=== Given exercise ===
Repeat the material verbatim. Images are excluded from the copy.

=== Dataset extract ===
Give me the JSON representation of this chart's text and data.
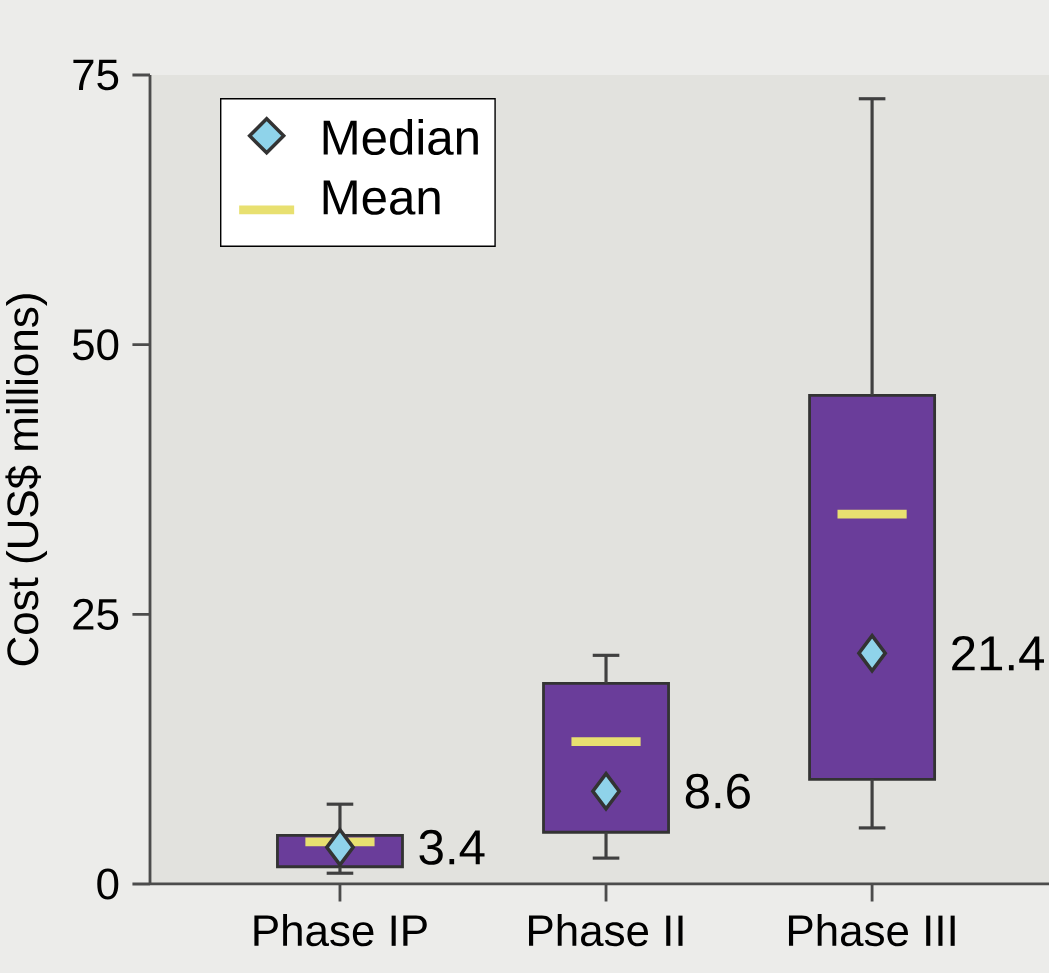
{
  "chart_data": {
    "type": "box",
    "ylabel": "Cost (US$ millions)",
    "categories": [
      "Phase IP",
      "Phase II",
      "Phase III"
    ],
    "boxes": [
      {
        "low": 1.0,
        "q1": 1.6,
        "median": 3.4,
        "q3": 4.5,
        "high": 7.4,
        "mean": 3.9
      },
      {
        "low": 2.4,
        "q1": 4.8,
        "median": 8.6,
        "q3": 18.6,
        "high": 21.2,
        "mean": 13.2
      },
      {
        "low": 5.2,
        "q1": 9.7,
        "median": 21.4,
        "q3": 45.3,
        "high": 72.8,
        "mean": 34.3
      }
    ],
    "color": "#6a3d9a",
    "ylim": [
      0,
      75
    ],
    "yticks": [
      0,
      25,
      50,
      75
    ],
    "annotations": [
      "Median",
      "Mean",
      {
        "text": "3.4",
        "x": "Phase IP",
        "y": 3.4
      },
      {
        "text": "8.6",
        "x": "Phase II",
        "y": 8.6
      },
      {
        "text": "21.4",
        "x": "Phase III",
        "y": 21.4
      }
    ]
  }
}
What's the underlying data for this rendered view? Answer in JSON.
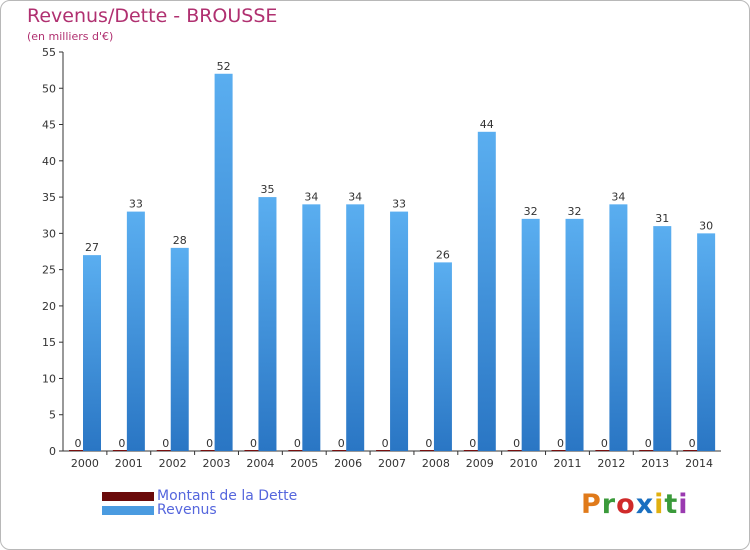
{
  "header": {
    "title": "Revenus/Dette - BROUSSE",
    "subtitle": "(en milliers d'€)"
  },
  "colors": {
    "title": "#b03070",
    "revenus": "#4a9be0",
    "revenus_dark": "#2a6fbf",
    "dette": "#7a1010",
    "legend_text": "#5566dd"
  },
  "chart_data": {
    "type": "bar",
    "categories": [
      "2000",
      "2001",
      "2002",
      "2003",
      "2004",
      "2005",
      "2006",
      "2007",
      "2008",
      "2009",
      "2010",
      "2011",
      "2012",
      "2013",
      "2014"
    ],
    "series": [
      {
        "name": "Montant de la Dette",
        "values": [
          0,
          0,
          0,
          0,
          0,
          0,
          0,
          0,
          0,
          0,
          0,
          0,
          0,
          0,
          0
        ]
      },
      {
        "name": "Revenus",
        "values": [
          27,
          33,
          28,
          52,
          35,
          34,
          34,
          33,
          26,
          44,
          32,
          32,
          34,
          31,
          30
        ]
      }
    ],
    "title": "Revenus/Dette - BROUSSE",
    "subtitle": "(en milliers d'€)",
    "xlabel": "",
    "ylabel": "",
    "ylim": [
      0,
      55
    ],
    "yticks": [
      0,
      5,
      10,
      15,
      20,
      25,
      30,
      35,
      40,
      45,
      50,
      55
    ],
    "grid": false,
    "legend_position": "bottom-left"
  },
  "logo": {
    "letters": [
      "P",
      "r",
      "o",
      "x",
      "i",
      "t",
      "i"
    ],
    "colors": [
      "#e07a1a",
      "#3a9a3a",
      "#d02a2a",
      "#1a6fc0",
      "#e0b010",
      "#3a9a3a",
      "#9a3ab0"
    ]
  }
}
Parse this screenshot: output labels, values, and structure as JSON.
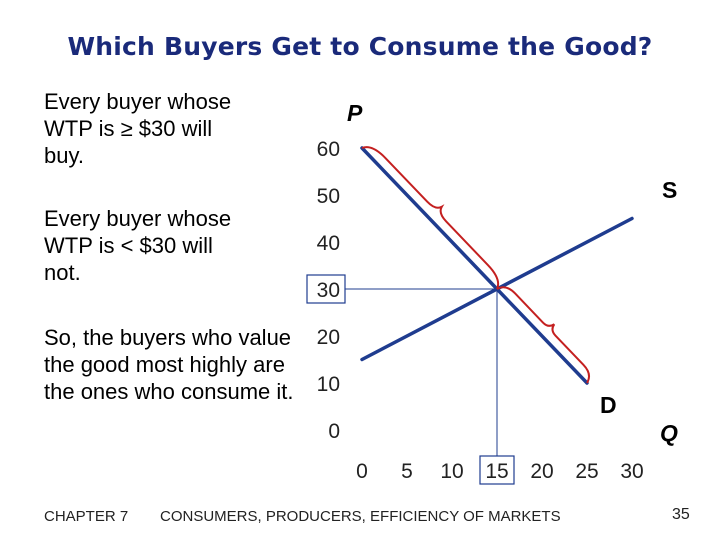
{
  "title": "Which Buyers Get to Consume the Good?",
  "text": {
    "para1": "Every buyer whose WTP is ≥ $30 will buy.",
    "para2": "Every buyer whose WTP is < $30 will not.",
    "para3": "So, the buyers who value the good most highly are the ones who consume it."
  },
  "footer": {
    "chapter": "CHAPTER 7",
    "title": "CONSUMERS, PRODUCERS, EFFICIENCY OF MARKETS",
    "page": "35"
  },
  "chart_data": {
    "type": "line",
    "xlabel": "Q",
    "ylabel": "P",
    "xlim": [
      0,
      30
    ],
    "ylim": [
      0,
      60
    ],
    "x_ticks": [
      "0",
      "5",
      "10",
      "15",
      "20",
      "25",
      "30"
    ],
    "y_ticks": [
      "0",
      "10",
      "20",
      "30",
      "40",
      "50",
      "60"
    ],
    "highlighted_x_tick": "15",
    "highlighted_y_tick": "30",
    "grid": false,
    "series": [
      {
        "name": "S",
        "points": [
          [
            0,
            15
          ],
          [
            30,
            45
          ]
        ],
        "color": "#1f3c8f"
      },
      {
        "name": "D",
        "points": [
          [
            0,
            60
          ],
          [
            25,
            10
          ]
        ],
        "color": "#1f3c8f"
      }
    ],
    "equilibrium": {
      "q": 15,
      "p": 30
    },
    "annotations": {
      "bracket_wtp_above": {
        "from": [
          0,
          60
        ],
        "to": [
          15,
          30
        ],
        "color": "#c42020"
      },
      "bracket_wtp_below": {
        "from": [
          15,
          30
        ],
        "to": [
          25,
          10
        ],
        "color": "#c42020"
      }
    }
  }
}
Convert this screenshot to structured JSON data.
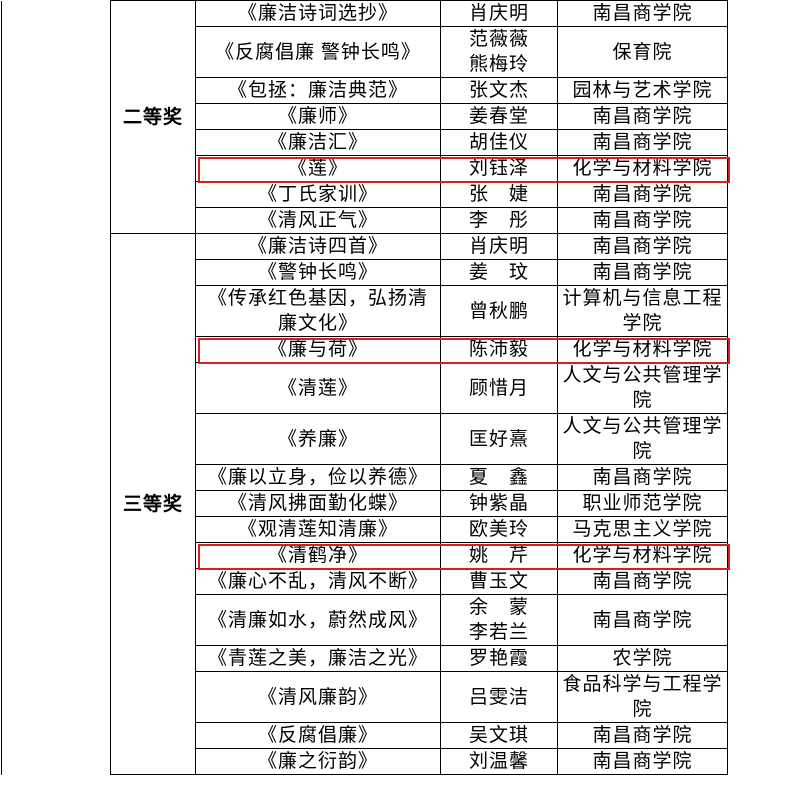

=== Response to this exercise ===
Give me the JSON representation of this chart's text and data.
{
  "chart_data": {
    "type": "box",
    "ylabel": "Cost (US$ millions)",
    "categories": [
      "Phase IP",
      "Phase II",
      "Phase III"
    ],
    "boxes": [
      {
        "low": 1.0,
        "q1": 1.6,
        "median": 3.4,
        "q3": 4.5,
        "high": 7.4,
        "mean": 3.9
      },
      {
        "low": 2.4,
        "q1": 4.8,
        "median": 8.6,
        "q3": 18.6,
        "high": 21.2,
        "mean": 13.2
      },
      {
        "low": 5.2,
        "q1": 9.7,
        "median": 21.4,
        "q3": 45.3,
        "high": 72.8,
        "mean": 34.3
      }
    ],
    "color": "#6a3d9a",
    "ylim": [
      0,
      75
    ],
    "yticks": [
      0,
      25,
      50,
      75
    ],
    "annotations": [
      "Median",
      "Mean",
      {
        "text": "3.4",
        "x": "Phase IP",
        "y": 3.4
      },
      {
        "text": "8.6",
        "x": "Phase II",
        "y": 8.6
      },
      {
        "text": "21.4",
        "x": "Phase III",
        "y": 21.4
      }
    ]
  }
}
What's the underlying data for this rendered view? Answer in JSON.
{
  "header": {
    "title": "Revenus/Dette - BROUSSE",
    "subtitle": "(en milliers d'€)"
  },
  "colors": {
    "title": "#b03070",
    "revenus": "#4a9be0",
    "revenus_dark": "#2a6fbf",
    "dette": "#7a1010",
    "legend_text": "#5566dd"
  },
  "chart_data": {
    "type": "bar",
    "categories": [
      "2000",
      "2001",
      "2002",
      "2003",
      "2004",
      "2005",
      "2006",
      "2007",
      "2008",
      "2009",
      "2010",
      "2011",
      "2012",
      "2013",
      "2014"
    ],
    "series": [
      {
        "name": "Montant de la Dette",
        "values": [
          0,
          0,
          0,
          0,
          0,
          0,
          0,
          0,
          0,
          0,
          0,
          0,
          0,
          0,
          0
        ]
      },
      {
        "name": "Revenus",
        "values": [
          27,
          33,
          28,
          52,
          35,
          34,
          34,
          33,
          26,
          44,
          32,
          32,
          34,
          31,
          30
        ]
      }
    ],
    "title": "Revenus/Dette - BROUSSE",
    "subtitle": "(en milliers d'€)",
    "xlabel": "",
    "ylabel": "",
    "ylim": [
      0,
      55
    ],
    "yticks": [
      0,
      5,
      10,
      15,
      20,
      25,
      30,
      35,
      40,
      45,
      50,
      55
    ],
    "grid": false,
    "legend_position": "bottom-left"
  },
  "logo": {
    "letters": [
      "P",
      "r",
      "o",
      "x",
      "i",
      "t",
      "i"
    ],
    "colors": [
      "#e07a1a",
      "#3a9a3a",
      "#d02a2a",
      "#1a6fc0",
      "#e0b010",
      "#3a9a3a",
      "#9a3ab0"
    ]
  }
}
Parse this screenshot: output labels, values, and structure as JSON.
{
  "title": "Which Buyers Get to Consume the Good?",
  "text": {
    "para1": "Every buyer whose WTP is ≥ $30 will buy.",
    "para2": "Every buyer whose WTP is < $30 will not.",
    "para3": "So, the buyers who value the good most highly are the ones who consume it."
  },
  "footer": {
    "chapter": "CHAPTER 7",
    "title": "CONSUMERS, PRODUCERS, EFFICIENCY OF MARKETS",
    "page": "35"
  },
  "chart_data": {
    "type": "line",
    "xlabel": "Q",
    "ylabel": "P",
    "xlim": [
      0,
      30
    ],
    "ylim": [
      0,
      60
    ],
    "x_ticks": [
      "0",
      "5",
      "10",
      "15",
      "20",
      "25",
      "30"
    ],
    "y_ticks": [
      "0",
      "10",
      "20",
      "30",
      "40",
      "50",
      "60"
    ],
    "highlighted_x_tick": "15",
    "highlighted_y_tick": "30",
    "grid": false,
    "series": [
      {
        "name": "S",
        "points": [
          [
            0,
            15
          ],
          [
            30,
            45
          ]
        ],
        "color": "#1f3c8f"
      },
      {
        "name": "D",
        "points": [
          [
            0,
            60
          ],
          [
            25,
            10
          ]
        ],
        "color": "#1f3c8f"
      }
    ],
    "equilibrium": {
      "q": 15,
      "p": 30
    },
    "annotations": {
      "bracket_wtp_above": {
        "from": [
          0,
          60
        ],
        "to": [
          15,
          30
        ],
        "color": "#c42020"
      },
      "bracket_wtp_below": {
        "from": [
          15,
          30
        ],
        "to": [
          25,
          10
        ],
        "color": "#c42020"
      }
    }
  }
}
Convert this screenshot to structured JSON data.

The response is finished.